» What to do: Without the pictures, write out all the lines below exactly as they appear.

» Data to use:
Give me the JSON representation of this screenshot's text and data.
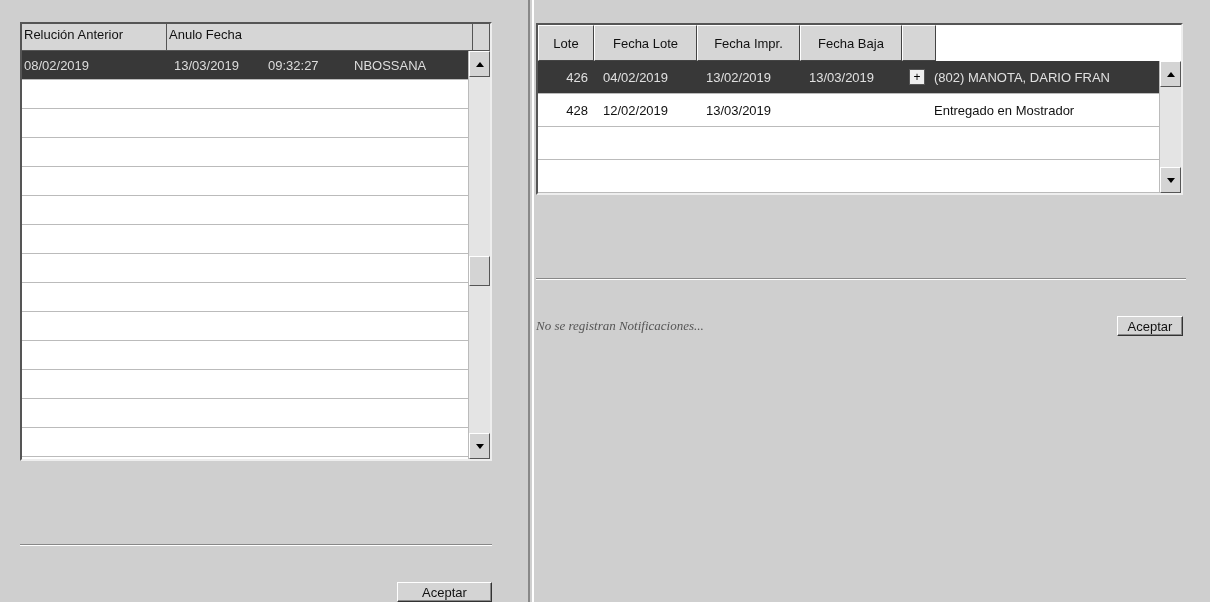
{
  "left_panel": {
    "table": {
      "columns": [
        "Relución Anterior",
        "Anulo Fecha"
      ],
      "rows": [
        {
          "selected": true,
          "cells": [
            "08/02/2019",
            "13/03/2019",
            "09:32:27",
            "NBOSSANA"
          ]
        }
      ]
    },
    "button": "Aceptar"
  },
  "right_panel": {
    "table": {
      "columns": [
        "Lote",
        "Fecha Lote",
        "Fecha Impr.",
        "Fecha Baja"
      ],
      "rows": [
        {
          "selected": true,
          "lote": "426",
          "fecha_lote": "04/02/2019",
          "fecha_impr": "13/02/2019",
          "fecha_baja": "13/03/2019",
          "expand_button": "+",
          "detalle": "(802) MANOTA, DARIO FRAN"
        },
        {
          "selected": false,
          "lote": "428",
          "fecha_lote": "12/02/2019",
          "fecha_impr": "13/03/2019",
          "fecha_baja": "",
          "detalle": "Entregado en Mostrador"
        }
      ]
    },
    "status": "No se registran Notificaciones...",
    "button": "Aceptar"
  }
}
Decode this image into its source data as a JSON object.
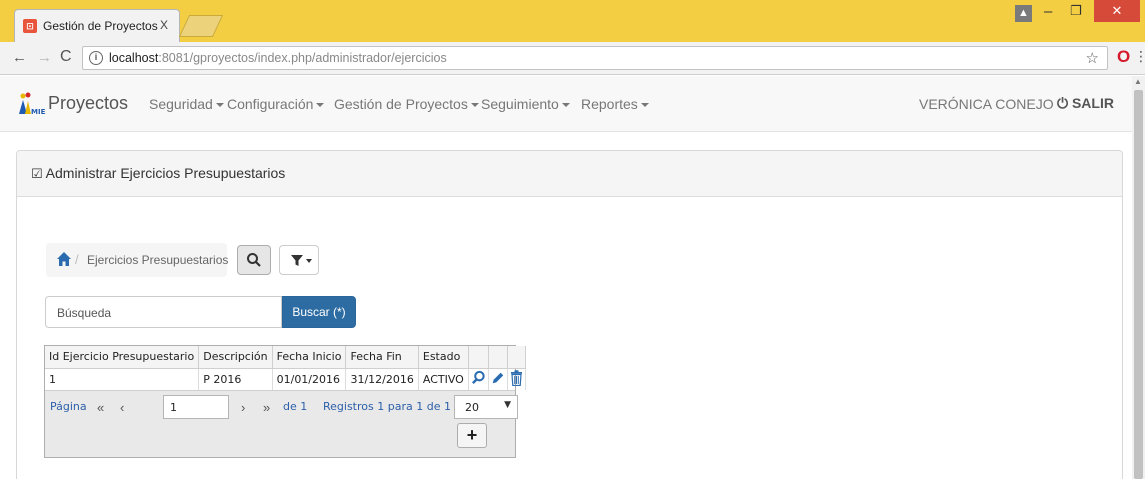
{
  "browser": {
    "tab_title": "Gestión de Proyectos",
    "tab_close": "X",
    "url_host": "localhost",
    "url_rest": ":8081/gproyectos/index.php/administrador/ejercicios"
  },
  "navbar": {
    "brand": "Proyectos",
    "logo_text": "MIES",
    "menus": [
      {
        "label": "Seguridad"
      },
      {
        "label": "Configuración"
      },
      {
        "label": "Gestión de Proyectos"
      },
      {
        "label": "Seguimiento"
      },
      {
        "label": "Reportes"
      }
    ],
    "user": "VERÓNICA CONEJO",
    "logout": "SALIR"
  },
  "panel": {
    "title": "Administrar Ejercicios Presupuestarios"
  },
  "breadcrumb": {
    "separator": "/",
    "current": "Ejercicios Presupuestarios"
  },
  "search": {
    "placeholder": "Búsqueda",
    "button_label": "Buscar (*)"
  },
  "grid": {
    "columns": [
      "Id Ejercicio Presupuestario",
      "Descripción",
      "Fecha Inicio",
      "Fecha Fin",
      "Estado"
    ],
    "rows": [
      {
        "id": "1",
        "descripcion": "P 2016",
        "fecha_inicio": "01/01/2016",
        "fecha_fin": "31/12/2016",
        "estado": "ACTIVO"
      }
    ]
  },
  "pager": {
    "page_label": "Página",
    "page_value": "1",
    "of_label": "de 1",
    "records_label": "Registros 1 para 1 de 1",
    "page_size": "20",
    "first": "«",
    "prev": "‹",
    "next": "›",
    "last": "»"
  },
  "colors": {
    "accent": "#2d6ca2",
    "chrome_frame": "#f3ce42",
    "link": "#2b5fa8",
    "row_icon": "#2b6cb0"
  }
}
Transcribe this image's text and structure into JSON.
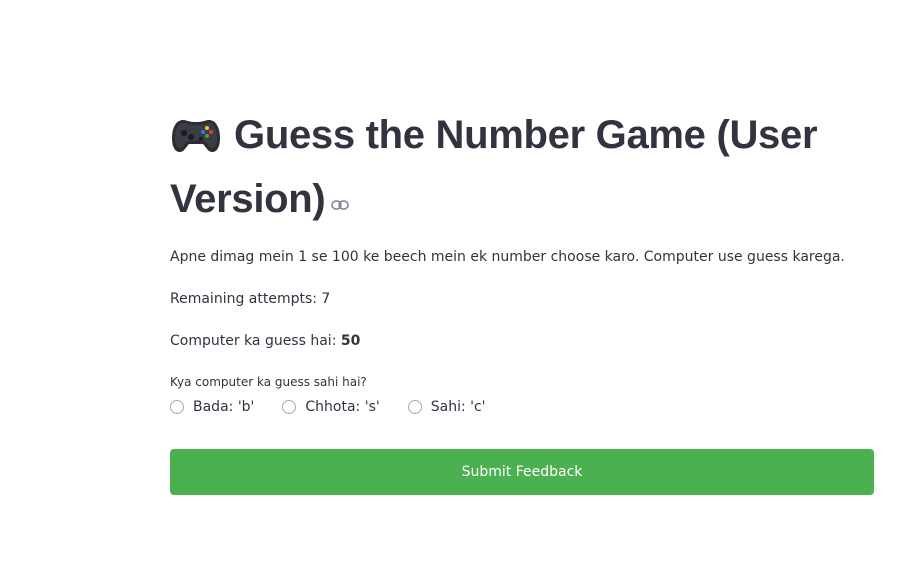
{
  "header": {
    "title": "Guess the Number Game (User Version)",
    "title_icon": "game-controller-icon",
    "anchor_icon": "link-icon"
  },
  "content": {
    "instructions": "Apne dimag mein 1 se 100 ke beech mein ek number choose karo. Computer use guess karega.",
    "remaining_attempts": "Remaining attempts: 7",
    "guess_prefix": "Computer ka guess hai: ",
    "guess_value": "50"
  },
  "feedback": {
    "question": "Kya computer ka guess sahi hai?",
    "options": [
      "Bada: 'b'",
      "Chhota: 's'",
      "Sahi: 'c'"
    ],
    "selected": null
  },
  "actions": {
    "submit_label": "Submit Feedback",
    "submit_color": "#4caf50"
  }
}
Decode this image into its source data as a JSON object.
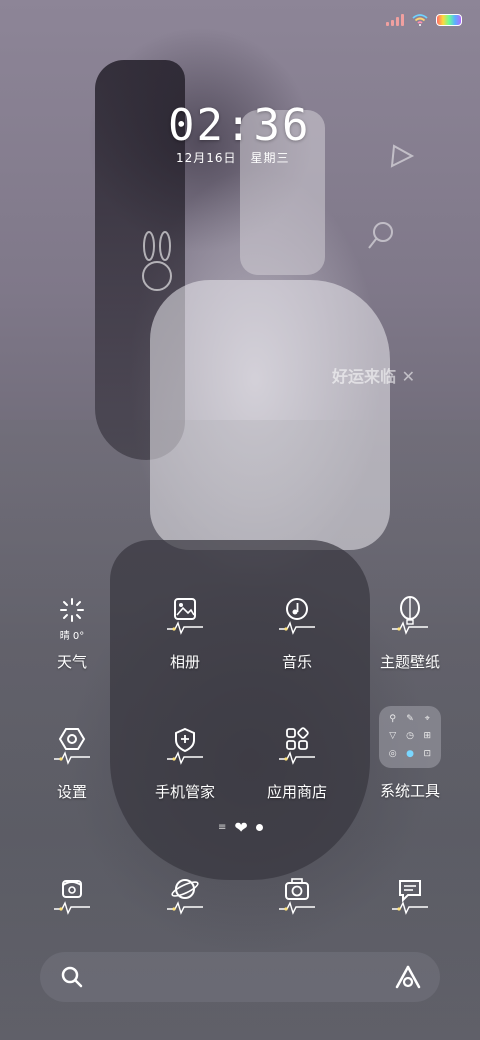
{
  "status_bar": {
    "signal": "signal-icon",
    "wifi": "wifi-icon",
    "battery": "battery-icon"
  },
  "clock": {
    "time": "02:36",
    "date": "12月16日",
    "weekday": "星期三"
  },
  "wallpaper_text": "好运来临",
  "apps_row1": [
    {
      "label": "天气",
      "icon": "weather-sun-icon",
      "sub": "晴 0°"
    },
    {
      "label": "相册",
      "icon": "gallery-icon"
    },
    {
      "label": "音乐",
      "icon": "music-icon"
    },
    {
      "label": "主题壁纸",
      "icon": "theme-balloon-icon"
    }
  ],
  "apps_row2": [
    {
      "label": "设置",
      "icon": "settings-icon"
    },
    {
      "label": "手机管家",
      "icon": "security-shield-icon"
    },
    {
      "label": "应用商店",
      "icon": "app-store-icon"
    },
    {
      "label": "系统工具",
      "icon": "folder-icon"
    }
  ],
  "dock": [
    {
      "icon": "phone-icon"
    },
    {
      "icon": "browser-planet-icon"
    },
    {
      "icon": "camera-icon"
    },
    {
      "icon": "messages-icon"
    }
  ],
  "colors": {
    "accent": "#ffffff",
    "pulse": "#ffe27a"
  }
}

» The result:
Give me the JSON representation of this screenshot's text and data.
{
  "left_panel": {
    "table": {
      "columns": [
        "Relución Anterior",
        "Anulo Fecha"
      ],
      "rows": [
        {
          "selected": true,
          "cells": [
            "08/02/2019",
            "13/03/2019",
            "09:32:27",
            "NBOSSANA"
          ]
        }
      ]
    },
    "button": "Aceptar"
  },
  "right_panel": {
    "table": {
      "columns": [
        "Lote",
        "Fecha Lote",
        "Fecha Impr.",
        "Fecha Baja"
      ],
      "rows": [
        {
          "selected": true,
          "lote": "426",
          "fecha_lote": "04/02/2019",
          "fecha_impr": "13/02/2019",
          "fecha_baja": "13/03/2019",
          "expand_button": "+",
          "detalle": "(802) MANOTA, DARIO FRAN"
        },
        {
          "selected": false,
          "lote": "428",
          "fecha_lote": "12/02/2019",
          "fecha_impr": "13/03/2019",
          "fecha_baja": "",
          "detalle": "Entregado en Mostrador"
        }
      ]
    },
    "status": "No se registran Notificaciones...",
    "button": "Aceptar"
  }
}
Decode this image into its source data as a JSON object.
{
  "browser": {
    "tab_title": "Gestión de Proyectos",
    "tab_close": "X",
    "url_host": "localhost",
    "url_rest": ":8081/gproyectos/index.php/administrador/ejercicios"
  },
  "navbar": {
    "brand": "Proyectos",
    "logo_text": "MIES",
    "menus": [
      {
        "label": "Seguridad"
      },
      {
        "label": "Configuración"
      },
      {
        "label": "Gestión de Proyectos"
      },
      {
        "label": "Seguimiento"
      },
      {
        "label": "Reportes"
      }
    ],
    "user": "VERÓNICA CONEJO",
    "logout": "SALIR"
  },
  "panel": {
    "title": "Administrar Ejercicios Presupuestarios"
  },
  "breadcrumb": {
    "separator": "/",
    "current": "Ejercicios Presupuestarios"
  },
  "search": {
    "placeholder": "Búsqueda",
    "button_label": "Buscar (*)"
  },
  "grid": {
    "columns": [
      "Id Ejercicio Presupuestario",
      "Descripción",
      "Fecha Inicio",
      "Fecha Fin",
      "Estado"
    ],
    "rows": [
      {
        "id": "1",
        "descripcion": "P 2016",
        "fecha_inicio": "01/01/2016",
        "fecha_fin": "31/12/2016",
        "estado": "ACTIVO"
      }
    ]
  },
  "pager": {
    "page_label": "Página",
    "page_value": "1",
    "of_label": "de 1",
    "records_label": "Registros 1 para 1 de 1",
    "page_size": "20",
    "first": "«",
    "prev": "‹",
    "next": "›",
    "last": "»"
  },
  "colors": {
    "accent": "#2d6ca2",
    "chrome_frame": "#f3ce42",
    "link": "#2b5fa8",
    "row_icon": "#2b6cb0"
  }
}
Transcribe this image's text and structure into JSON.
{
  "header": {
    "title": "Guess the Number Game (User Version)",
    "title_icon": "game-controller-icon",
    "anchor_icon": "link-icon"
  },
  "content": {
    "instructions": "Apne dimag mein 1 se 100 ke beech mein ek number choose karo. Computer use guess karega.",
    "remaining_attempts": "Remaining attempts: 7",
    "guess_prefix": "Computer ka guess hai: ",
    "guess_value": "50"
  },
  "feedback": {
    "question": "Kya computer ka guess sahi hai?",
    "options": [
      "Bada: 'b'",
      "Chhota: 's'",
      "Sahi: 'c'"
    ],
    "selected": null
  },
  "actions": {
    "submit_label": "Submit Feedback",
    "submit_color": "#4caf50"
  }
}
Decode this image into its source data as a JSON object.
{
  "status_bar": {
    "signal": "signal-icon",
    "wifi": "wifi-icon",
    "battery": "battery-icon"
  },
  "clock": {
    "time": "02:36",
    "date": "12月16日",
    "weekday": "星期三"
  },
  "wallpaper_text": "好运来临",
  "apps_row1": [
    {
      "label": "天气",
      "icon": "weather-sun-icon",
      "sub": "晴 0°"
    },
    {
      "label": "相册",
      "icon": "gallery-icon"
    },
    {
      "label": "音乐",
      "icon": "music-icon"
    },
    {
      "label": "主题壁纸",
      "icon": "theme-balloon-icon"
    }
  ],
  "apps_row2": [
    {
      "label": "设置",
      "icon": "settings-icon"
    },
    {
      "label": "手机管家",
      "icon": "security-shield-icon"
    },
    {
      "label": "应用商店",
      "icon": "app-store-icon"
    },
    {
      "label": "系统工具",
      "icon": "folder-icon"
    }
  ],
  "dock": [
    {
      "icon": "phone-icon"
    },
    {
      "icon": "browser-planet-icon"
    },
    {
      "icon": "camera-icon"
    },
    {
      "icon": "messages-icon"
    }
  ],
  "colors": {
    "accent": "#ffffff",
    "pulse": "#ffe27a"
  }
}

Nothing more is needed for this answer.